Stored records
## BEGIN
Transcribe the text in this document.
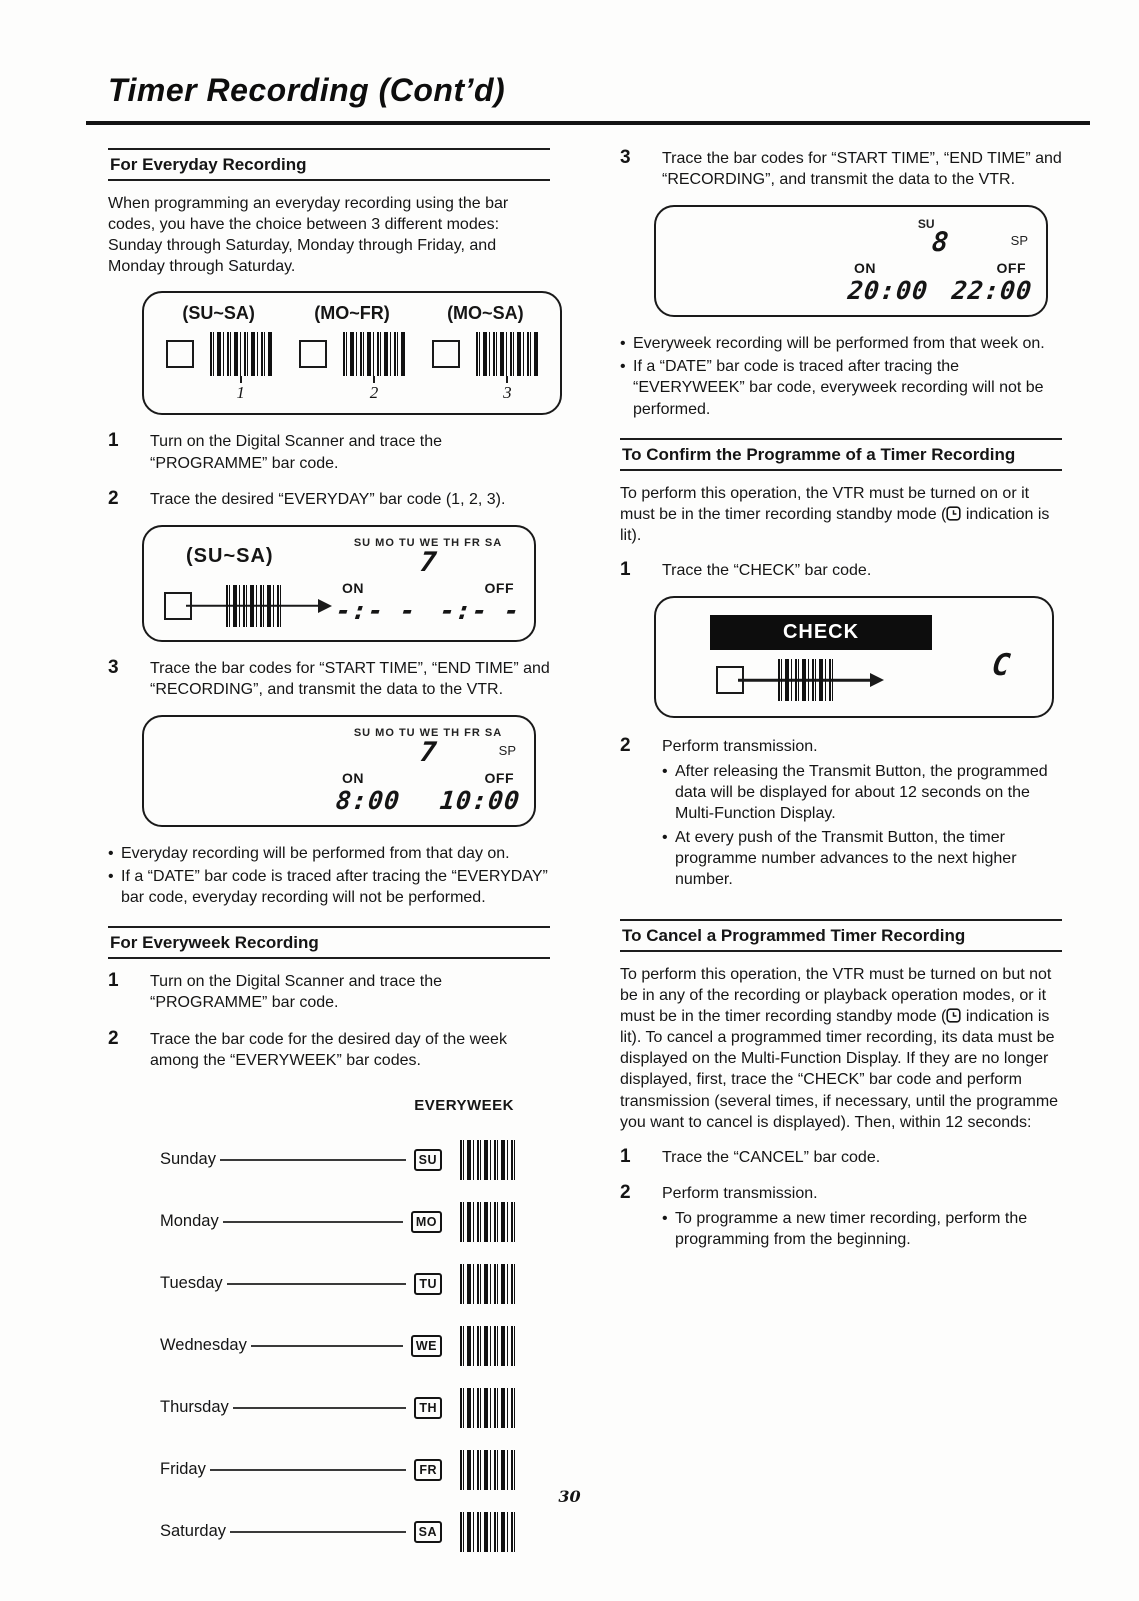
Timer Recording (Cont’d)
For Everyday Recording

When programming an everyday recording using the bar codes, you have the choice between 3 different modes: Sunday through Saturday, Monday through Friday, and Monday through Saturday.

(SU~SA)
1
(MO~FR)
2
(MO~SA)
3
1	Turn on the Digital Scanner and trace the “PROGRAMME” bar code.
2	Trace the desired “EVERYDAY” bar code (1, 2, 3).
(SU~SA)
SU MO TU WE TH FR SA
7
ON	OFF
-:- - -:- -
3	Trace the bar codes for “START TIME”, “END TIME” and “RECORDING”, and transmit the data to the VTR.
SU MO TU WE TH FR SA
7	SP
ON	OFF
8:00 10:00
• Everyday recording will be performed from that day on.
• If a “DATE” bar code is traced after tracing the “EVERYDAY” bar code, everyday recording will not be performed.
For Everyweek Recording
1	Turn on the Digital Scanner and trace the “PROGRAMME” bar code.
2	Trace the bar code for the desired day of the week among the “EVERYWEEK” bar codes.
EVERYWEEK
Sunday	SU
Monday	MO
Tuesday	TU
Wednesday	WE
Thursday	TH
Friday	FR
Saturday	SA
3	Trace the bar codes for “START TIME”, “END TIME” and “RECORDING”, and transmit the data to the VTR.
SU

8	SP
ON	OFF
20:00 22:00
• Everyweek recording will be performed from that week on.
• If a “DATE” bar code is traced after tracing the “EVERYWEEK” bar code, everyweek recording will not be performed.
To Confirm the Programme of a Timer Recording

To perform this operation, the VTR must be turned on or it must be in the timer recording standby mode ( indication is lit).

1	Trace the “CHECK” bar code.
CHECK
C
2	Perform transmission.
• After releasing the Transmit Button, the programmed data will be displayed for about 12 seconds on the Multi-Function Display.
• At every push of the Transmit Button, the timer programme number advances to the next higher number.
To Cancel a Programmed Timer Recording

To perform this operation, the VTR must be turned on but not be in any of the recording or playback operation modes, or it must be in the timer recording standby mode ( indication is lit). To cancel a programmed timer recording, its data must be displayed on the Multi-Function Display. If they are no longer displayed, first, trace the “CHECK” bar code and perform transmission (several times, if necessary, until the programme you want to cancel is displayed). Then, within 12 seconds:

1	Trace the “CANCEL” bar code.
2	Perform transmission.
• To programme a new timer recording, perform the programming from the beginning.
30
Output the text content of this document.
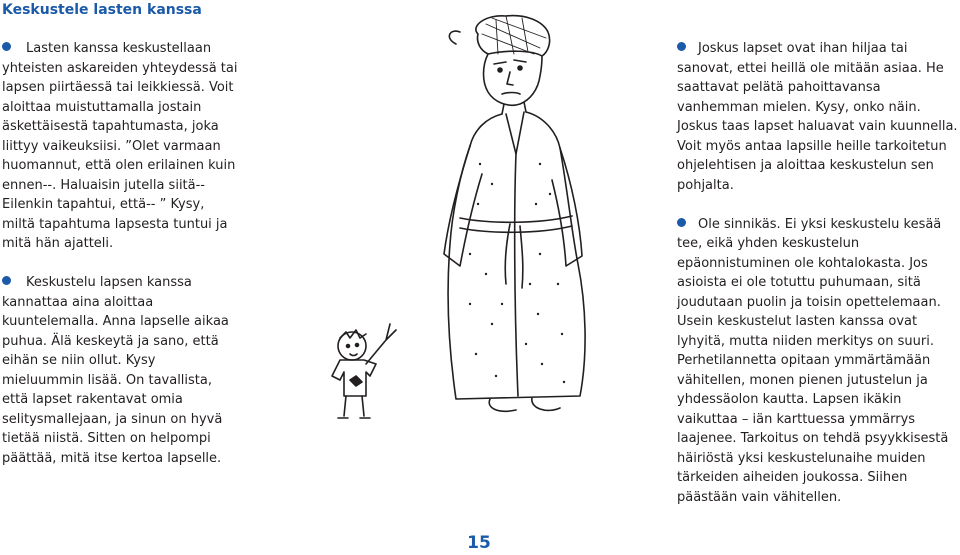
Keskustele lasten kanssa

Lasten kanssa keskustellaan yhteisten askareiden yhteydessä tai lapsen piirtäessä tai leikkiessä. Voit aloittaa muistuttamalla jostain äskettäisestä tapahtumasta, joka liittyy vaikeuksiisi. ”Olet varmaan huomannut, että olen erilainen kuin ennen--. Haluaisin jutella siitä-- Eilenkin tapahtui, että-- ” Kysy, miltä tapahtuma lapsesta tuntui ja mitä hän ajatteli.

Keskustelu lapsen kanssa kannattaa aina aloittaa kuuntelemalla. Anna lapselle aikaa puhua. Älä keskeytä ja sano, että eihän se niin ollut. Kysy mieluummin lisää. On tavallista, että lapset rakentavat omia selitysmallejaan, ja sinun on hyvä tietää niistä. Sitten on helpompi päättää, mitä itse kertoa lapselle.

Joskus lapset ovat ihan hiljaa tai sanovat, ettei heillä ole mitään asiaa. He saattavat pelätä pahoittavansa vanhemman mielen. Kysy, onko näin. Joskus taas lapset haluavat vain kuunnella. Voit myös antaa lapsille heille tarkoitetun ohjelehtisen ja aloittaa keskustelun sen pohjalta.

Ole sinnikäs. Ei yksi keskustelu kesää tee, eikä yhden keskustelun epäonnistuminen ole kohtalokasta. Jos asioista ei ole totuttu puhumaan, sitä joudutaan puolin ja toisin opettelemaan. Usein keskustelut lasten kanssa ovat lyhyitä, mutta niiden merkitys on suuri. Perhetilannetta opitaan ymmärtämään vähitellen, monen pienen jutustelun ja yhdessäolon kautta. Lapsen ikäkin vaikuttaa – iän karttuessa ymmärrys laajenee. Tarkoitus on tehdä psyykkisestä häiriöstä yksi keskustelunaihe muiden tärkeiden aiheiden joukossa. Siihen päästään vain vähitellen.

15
## END
Which lines include "seconds"? Copy each of them out.

• After releasing the Transmit Button, the programmed data will be displayed for about 12 seconds on the Multi-Function Display.
To perform this operation, the VTR must be turned on but not be in any of the recording or playback operation modes, or it must be in the timer recording standby mode ( indication is lit). To cancel a programmed timer recording, its data must be displayed on the Multi-Function Display. If they are no longer displayed, first, trace the “CHECK” bar code and perform transmission (several times, if necessary, until the programme you want to cancel is displayed). Then, within 12 seconds:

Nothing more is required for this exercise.